Consignes.
Reprenez l'article sur le Par Pour Festival à partir de sa dernière phrase et poursuivez-en la rédaction.

Texte à lire.
··········

Par Pour Festival : créer, c’est résister

Concert de HK & les Saltimbanks le 27 septembre 2015 au Par Pour Festival ©T.Princep

Concert de HK & les Saltimbanks le 27 septembre 2015 au Par Pour Festival ©T.Princep

Pour clore le mois de septembre, la base de loisirs de la CMCAS Nord-Pas-de-Calais a fait le tour du cadran : de 17h à 17h, le week-end dernier, le site a fourmillé de petits îlots associatifs, créatifs et revendicatifs. À huit mois du Festival d’Énergies, la liberté d’expression et la désobéissance civile avaient déjà un nom : le Par Pour Festival.

À l’entrée de la « tente de libre expression », un fouillis de mots tracés à la craie, à l’encre ou à la bombe de peinture recouvrent des panneaux de bois ou des feuilles de papier, jusqu’au sol où cheminent les contours de quelques pas d’enfants. Traces éphémères de l’inspiration du moment, ils viennent rejoindre les « petits baratins » proposés par les deux performeuses de cette tente secrète : sur les tables, les toiles murales et les étagères s’épanouissent des phrases à compléter, des poèmes courts et des livres dont il s’agira de se saisir pour soi-même créer.

Sous la tente de libre expression, les mots secrets se créent ... ©T.Princep

Sous la tente de libre expression, les mots secrets se créent … ©T.Princep

« J’ai pris une feuille avec des phrases à compléter » raconte Jeanne, 12 ans, petite fille d’agent bénévole sur le stand. « Au départ je ne savais pas trop quoi mettre, mais Juliette m’a aidé. Je me suis laissé aller… et c’était vraiment cool. » Pour Juliette Kapla, comédienne et chanteuse au sein du duo Free-Songs, les mots se créent au gré des timides incursions, des franches révoltes et des points de suspension. « Se passe ce qui peut se passer. Le but n’est pas d’obtenir un objet artistique à tout prix : il ne s’agit pas de collecter pour collecter, et d’utiliser les gens pour cela. Il faut que les contributeurs y trouvent eux-mêmes quelque chose d’inédit, y compris à l’intérieur d’eux-mêmes. »

··········

Données fournies.
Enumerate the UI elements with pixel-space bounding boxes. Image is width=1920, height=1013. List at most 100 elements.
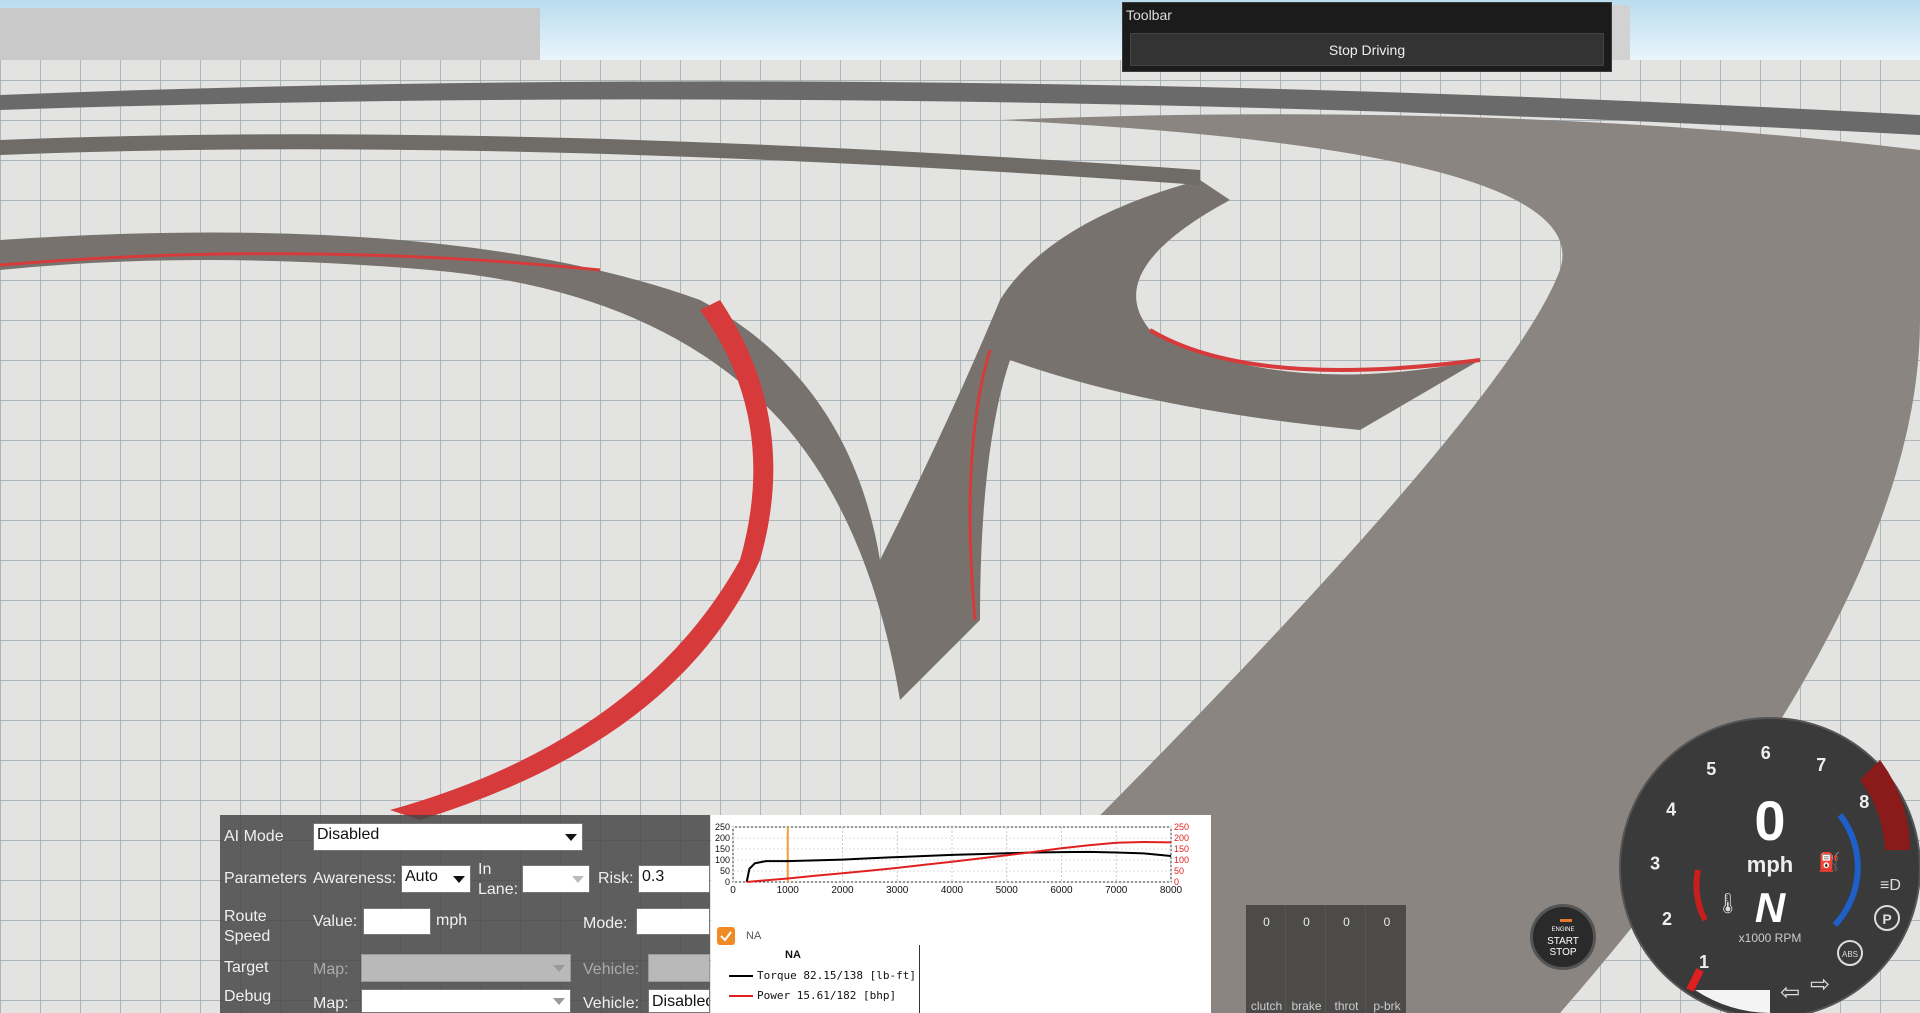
x-tick-label: 2000 (831, 885, 854, 896)
ai-mode-value: Disabled (317, 826, 380, 843)
x-tick-label: 0 (730, 885, 736, 896)
y-tick-label: 200 (715, 833, 730, 843)
y-tick-label: 50 (720, 866, 730, 876)
ai-mode-select[interactable]: Disabled (313, 823, 583, 851)
legend-power: Power 15.61/182 [bhp] (757, 989, 897, 1002)
speed-mode-select[interactable] (636, 908, 710, 935)
rpm-label: x1000 RPM (1739, 931, 1802, 945)
left-turn-signal-icon: ⇦ (1780, 979, 1800, 1006)
x-tick-label: 1000 (777, 885, 800, 896)
start-stop-label: START STOP (1547, 936, 1579, 958)
rpm-tick-label: 2 (1662, 909, 1672, 929)
target-vehicle-label: Vehicle: (583, 961, 640, 978)
ai-mode-label: AI Mode (224, 828, 284, 845)
pedal-name: throt (1334, 999, 1359, 1013)
chevron-down-icon (453, 876, 465, 883)
pedal-name: clutch (1250, 999, 1283, 1013)
awareness-select[interactable]: Auto (401, 865, 471, 893)
y2-tick-label: 200 (1174, 833, 1189, 843)
speed-unit: mph (1747, 852, 1793, 877)
temperature-icon: 🌡 (1715, 893, 1740, 915)
engine-indicator (1560, 919, 1572, 922)
pedal-input-panel: 0 clutch 0 brake 0 throt 0 p-brk (1246, 905, 1406, 1013)
y2-tick-label: 0 (1174, 877, 1179, 887)
rpm-tick-label: 7 (1816, 755, 1826, 775)
target-vehicle-select[interactable] (648, 954, 710, 982)
stop-driving-button[interactable]: Stop Driving (1130, 33, 1604, 66)
speed-value-input[interactable] (363, 908, 431, 935)
target-label: Target (224, 959, 269, 976)
legend-swatch-power (729, 995, 753, 997)
x-tick-label: 4000 (941, 885, 964, 896)
debug-label: Debug (224, 988, 272, 1005)
speed-value-label: Value: (313, 913, 358, 930)
chevron-down-icon (565, 834, 577, 841)
pedal-value: 0 (1343, 915, 1350, 929)
chevron-down-icon (572, 876, 584, 883)
awareness-value: Auto (405, 868, 438, 885)
checkmark-icon (720, 931, 732, 942)
debug-map-select[interactable] (361, 989, 571, 1013)
debug-vehicle-label: Vehicle: (583, 995, 640, 1012)
pedal-value: 0 (1263, 915, 1270, 929)
in-lane-select[interactable] (522, 865, 590, 893)
y2-tick-label: 150 (1174, 844, 1189, 854)
rpm-tick-label: 5 (1706, 759, 1716, 779)
pedal-throttle: 0 throt (1328, 905, 1366, 1013)
speed-mode-label: Mode: (583, 915, 628, 932)
x-tick-label: 6000 (1050, 885, 1073, 896)
pedal-parking-brake: 0 p-brk (1368, 905, 1406, 1013)
ai-control-panel: AI Mode Disabled Parameters Awareness: A… (220, 815, 710, 1013)
pedal-name: p-brk (1373, 999, 1401, 1013)
rpm-tick-label: 3 (1650, 854, 1660, 874)
risk-input[interactable]: 0.3 (638, 865, 710, 893)
engine-graph-panel: 0 1000 2000 3000 4000 5000 6000 7000 8000 0 50 100 1… (711, 815, 1211, 1013)
y-tick-label: 250 (715, 822, 730, 832)
rpm-tick-label: 1 (1699, 952, 1709, 972)
engine-graph: 0 1000 2000 3000 4000 5000 6000 7000 80000501001… (715, 822, 1189, 896)
rpm-tick-label: 4 (1666, 799, 1676, 819)
parking-label: P (1882, 911, 1891, 927)
x-tick-label: 8000 (1160, 885, 1183, 896)
headlight-icon: ≡D (1880, 877, 1901, 894)
toolbar-window: Toolbar Stop Driving (1122, 2, 1612, 72)
rpm-tick-label: 6 (1761, 743, 1771, 763)
risk-label: Risk: (598, 870, 634, 887)
legend-swatch-torque (729, 975, 753, 977)
route-speed-label: Route Speed (224, 908, 271, 945)
legend-divider (919, 945, 920, 1013)
target-map-select[interactable] (361, 954, 571, 982)
fuel-icon: ⛽ (1818, 851, 1840, 872)
rpm-tick-label: 8 (1859, 792, 1869, 812)
awareness-label: Awareness: (313, 870, 397, 887)
pedal-clutch: 0 clutch (1248, 905, 1286, 1013)
y-tick-label: 150 (715, 844, 730, 854)
pedal-value: 0 (1303, 915, 1310, 929)
pedal-value: 0 (1383, 915, 1391, 929)
right-turn-signal-icon: ⇨ (1810, 971, 1830, 998)
engine-label: ENGINE (1551, 927, 1575, 933)
y2-tick-label: 100 (1174, 855, 1189, 865)
chevron-down-icon (553, 998, 565, 1005)
debug-vehicle-select[interactable]: Disabled (648, 989, 710, 1013)
debug-map-label: Map: (313, 995, 349, 1012)
y2-tick-label: 50 (1174, 866, 1184, 876)
speed-unit-label: mph (436, 912, 468, 929)
engine-start-stop-button[interactable]: ENGINE START STOP (1530, 904, 1596, 970)
y2-tick-label: 250 (1174, 822, 1189, 832)
gear-readout: N (1755, 884, 1787, 931)
y-tick-label: 100 (715, 855, 730, 865)
toolbar-title: Toolbar (1126, 7, 1172, 23)
dashboard-gauge: 0 mph N x1000 RPM 12345678 🌡 ⛽ ≡D P ABS … (1619, 717, 1920, 1013)
parameters-label: Parameters (224, 870, 307, 887)
na-checkbox[interactable] (717, 927, 735, 945)
x-tick-label: 7000 (1105, 885, 1128, 896)
pedal-name: brake (1291, 999, 1322, 1013)
graph-title: NA (785, 949, 801, 961)
abs-label: ABS (1842, 950, 1858, 959)
x-tick-label: 3000 (886, 885, 909, 896)
chevron-down-icon (553, 965, 565, 972)
legend-torque: Torque 82.15/138 [lb-ft] (757, 969, 916, 982)
speed-readout: 0 (1754, 789, 1785, 852)
na-checkbox-label: NA (746, 930, 762, 942)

··········

Réponse.
Créer, c’est résister

Au Festi’Mioches, les mômes graffent librement sur des panneaux de bois, sculptent des ballons ou testent les échasses urbaines : c’est là, pour sûr, que la révolution se prépare, armée de bombes de peinture. Tout autour du terrain de tennis de la base de loisirs, des tissus et des panneaux de bois sont petit à petit recouverts de gribouillis inspirés. Raphaël Faroux, 9 ans, s’applique à gribouiller le nez du clown qui l’occupe depuis un petit quart d’heure. « Il a toujours rêvé de pouvoir faire ça. En plus, là il est libre : c’est autorisé… » s’amuse sa mère Charlène, avec une pointe de jalousie. Avec son mari Cédric, technicien clientèle ErDF à Béthune, et sa fille Rachel, 14 ans, elle passera de longs moments au Festi’bouq, d’où elle n’avait pas prévu de repartir avec tant de livres.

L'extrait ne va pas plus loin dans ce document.